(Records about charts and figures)
::::
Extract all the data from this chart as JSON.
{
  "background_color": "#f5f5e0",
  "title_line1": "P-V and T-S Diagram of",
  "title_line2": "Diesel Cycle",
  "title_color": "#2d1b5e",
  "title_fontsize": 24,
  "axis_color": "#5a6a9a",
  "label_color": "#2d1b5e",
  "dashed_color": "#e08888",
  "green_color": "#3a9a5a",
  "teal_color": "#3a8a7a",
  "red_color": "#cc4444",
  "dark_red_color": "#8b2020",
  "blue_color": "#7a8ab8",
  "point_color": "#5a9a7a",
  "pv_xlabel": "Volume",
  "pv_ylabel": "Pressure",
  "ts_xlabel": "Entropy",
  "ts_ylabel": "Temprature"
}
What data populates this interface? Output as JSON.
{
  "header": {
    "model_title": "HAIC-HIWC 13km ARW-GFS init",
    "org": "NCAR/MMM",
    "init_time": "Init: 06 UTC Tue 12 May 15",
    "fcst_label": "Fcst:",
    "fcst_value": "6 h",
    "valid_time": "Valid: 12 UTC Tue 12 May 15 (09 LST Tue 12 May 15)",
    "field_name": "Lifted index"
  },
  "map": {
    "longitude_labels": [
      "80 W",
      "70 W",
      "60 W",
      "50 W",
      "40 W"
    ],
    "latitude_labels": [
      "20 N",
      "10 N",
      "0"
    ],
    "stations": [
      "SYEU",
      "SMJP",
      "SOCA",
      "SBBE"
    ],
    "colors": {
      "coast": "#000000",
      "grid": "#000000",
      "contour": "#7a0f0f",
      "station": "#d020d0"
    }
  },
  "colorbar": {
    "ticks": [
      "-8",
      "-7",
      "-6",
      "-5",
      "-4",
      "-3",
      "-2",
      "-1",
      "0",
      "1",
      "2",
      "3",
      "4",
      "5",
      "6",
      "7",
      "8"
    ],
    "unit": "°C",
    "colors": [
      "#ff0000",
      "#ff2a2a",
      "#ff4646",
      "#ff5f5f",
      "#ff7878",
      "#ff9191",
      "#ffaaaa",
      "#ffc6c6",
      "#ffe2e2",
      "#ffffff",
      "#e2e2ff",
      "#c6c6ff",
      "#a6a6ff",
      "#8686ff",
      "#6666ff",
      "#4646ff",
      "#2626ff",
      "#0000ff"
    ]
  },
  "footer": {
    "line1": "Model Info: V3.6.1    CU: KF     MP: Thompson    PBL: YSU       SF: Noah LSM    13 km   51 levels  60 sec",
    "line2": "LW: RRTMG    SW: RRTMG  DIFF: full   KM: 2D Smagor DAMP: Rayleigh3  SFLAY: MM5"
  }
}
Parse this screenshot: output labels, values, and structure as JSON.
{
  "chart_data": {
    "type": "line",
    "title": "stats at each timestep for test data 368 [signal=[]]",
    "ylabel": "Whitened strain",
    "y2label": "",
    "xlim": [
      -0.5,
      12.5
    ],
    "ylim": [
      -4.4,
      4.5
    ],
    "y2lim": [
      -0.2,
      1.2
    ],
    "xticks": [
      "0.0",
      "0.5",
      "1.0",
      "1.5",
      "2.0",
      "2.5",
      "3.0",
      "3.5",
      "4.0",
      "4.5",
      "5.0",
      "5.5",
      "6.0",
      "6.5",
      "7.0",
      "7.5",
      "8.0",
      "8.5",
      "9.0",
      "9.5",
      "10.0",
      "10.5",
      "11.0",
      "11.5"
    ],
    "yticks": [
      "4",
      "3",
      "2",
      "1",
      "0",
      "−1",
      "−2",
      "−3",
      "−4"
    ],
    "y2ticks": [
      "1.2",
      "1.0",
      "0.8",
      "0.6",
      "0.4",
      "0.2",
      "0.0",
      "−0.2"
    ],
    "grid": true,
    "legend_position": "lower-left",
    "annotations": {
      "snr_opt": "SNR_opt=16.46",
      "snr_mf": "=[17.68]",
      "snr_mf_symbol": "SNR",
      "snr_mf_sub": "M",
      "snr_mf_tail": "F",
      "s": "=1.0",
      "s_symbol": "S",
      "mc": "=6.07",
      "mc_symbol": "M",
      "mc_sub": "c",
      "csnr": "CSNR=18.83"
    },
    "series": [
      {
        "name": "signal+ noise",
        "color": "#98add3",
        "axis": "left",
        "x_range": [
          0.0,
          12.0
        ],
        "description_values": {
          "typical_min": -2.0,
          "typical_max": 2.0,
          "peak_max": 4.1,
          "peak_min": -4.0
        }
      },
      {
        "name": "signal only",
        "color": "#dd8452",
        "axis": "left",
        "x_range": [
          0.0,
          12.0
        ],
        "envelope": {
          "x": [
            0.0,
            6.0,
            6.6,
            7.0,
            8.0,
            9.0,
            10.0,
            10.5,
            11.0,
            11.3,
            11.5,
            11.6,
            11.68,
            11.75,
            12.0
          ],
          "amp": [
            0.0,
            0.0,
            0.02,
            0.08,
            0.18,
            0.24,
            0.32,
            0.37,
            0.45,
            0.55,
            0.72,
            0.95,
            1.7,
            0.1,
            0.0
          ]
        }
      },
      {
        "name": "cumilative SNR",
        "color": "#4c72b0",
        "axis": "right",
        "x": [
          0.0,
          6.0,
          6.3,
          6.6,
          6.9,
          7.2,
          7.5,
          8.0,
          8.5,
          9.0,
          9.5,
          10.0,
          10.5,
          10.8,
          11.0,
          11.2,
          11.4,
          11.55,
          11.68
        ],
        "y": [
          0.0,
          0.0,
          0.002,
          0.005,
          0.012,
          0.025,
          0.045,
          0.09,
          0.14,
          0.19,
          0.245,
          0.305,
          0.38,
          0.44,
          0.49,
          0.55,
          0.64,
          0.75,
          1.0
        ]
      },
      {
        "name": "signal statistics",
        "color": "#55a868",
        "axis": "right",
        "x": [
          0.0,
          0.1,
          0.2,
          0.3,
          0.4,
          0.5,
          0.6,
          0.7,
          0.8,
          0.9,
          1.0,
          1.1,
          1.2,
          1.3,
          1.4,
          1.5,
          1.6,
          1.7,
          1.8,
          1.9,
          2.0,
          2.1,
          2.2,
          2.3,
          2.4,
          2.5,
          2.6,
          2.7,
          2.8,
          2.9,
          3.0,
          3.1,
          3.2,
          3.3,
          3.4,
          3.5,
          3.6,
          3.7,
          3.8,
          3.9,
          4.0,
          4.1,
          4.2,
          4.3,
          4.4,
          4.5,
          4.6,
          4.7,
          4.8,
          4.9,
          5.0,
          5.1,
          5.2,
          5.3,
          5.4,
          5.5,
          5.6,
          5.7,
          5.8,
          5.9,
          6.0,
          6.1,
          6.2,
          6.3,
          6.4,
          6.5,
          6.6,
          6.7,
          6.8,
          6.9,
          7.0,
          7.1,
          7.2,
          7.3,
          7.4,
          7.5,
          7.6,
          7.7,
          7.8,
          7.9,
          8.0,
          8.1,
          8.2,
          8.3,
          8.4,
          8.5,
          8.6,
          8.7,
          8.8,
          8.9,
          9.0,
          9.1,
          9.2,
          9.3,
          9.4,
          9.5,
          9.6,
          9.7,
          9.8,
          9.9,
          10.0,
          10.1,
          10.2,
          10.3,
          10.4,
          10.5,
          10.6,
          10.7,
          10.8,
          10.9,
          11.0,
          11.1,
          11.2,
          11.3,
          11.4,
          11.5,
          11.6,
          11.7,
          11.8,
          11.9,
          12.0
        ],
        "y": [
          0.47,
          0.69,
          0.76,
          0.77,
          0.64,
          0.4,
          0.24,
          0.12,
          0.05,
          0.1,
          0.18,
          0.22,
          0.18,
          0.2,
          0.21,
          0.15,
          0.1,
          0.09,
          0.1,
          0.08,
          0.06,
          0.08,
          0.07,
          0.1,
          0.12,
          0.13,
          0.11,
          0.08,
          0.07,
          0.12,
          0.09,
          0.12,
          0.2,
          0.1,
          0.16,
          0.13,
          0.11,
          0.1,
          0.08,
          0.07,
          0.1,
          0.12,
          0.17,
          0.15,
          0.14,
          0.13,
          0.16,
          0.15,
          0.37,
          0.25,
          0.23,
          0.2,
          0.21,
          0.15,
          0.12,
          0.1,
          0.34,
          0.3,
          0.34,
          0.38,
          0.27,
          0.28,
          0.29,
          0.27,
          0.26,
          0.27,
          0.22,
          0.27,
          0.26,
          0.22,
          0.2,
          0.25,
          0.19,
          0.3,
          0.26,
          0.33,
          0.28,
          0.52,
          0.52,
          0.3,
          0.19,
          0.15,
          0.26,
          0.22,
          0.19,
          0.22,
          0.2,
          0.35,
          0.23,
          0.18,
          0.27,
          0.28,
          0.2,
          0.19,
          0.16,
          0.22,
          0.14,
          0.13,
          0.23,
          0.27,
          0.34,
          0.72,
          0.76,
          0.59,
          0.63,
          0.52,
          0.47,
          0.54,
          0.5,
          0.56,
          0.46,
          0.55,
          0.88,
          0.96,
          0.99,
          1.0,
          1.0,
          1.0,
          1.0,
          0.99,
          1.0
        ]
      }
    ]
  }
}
::::
Among the lines of the data, identify those with the word "signal". Copy each of them.

(Output):
    "title": "stats at each timestep for test data 368 [signal=[]]",
        "name": "signal+ noise",
        "name": "signal only",
        "name": "signal statistics",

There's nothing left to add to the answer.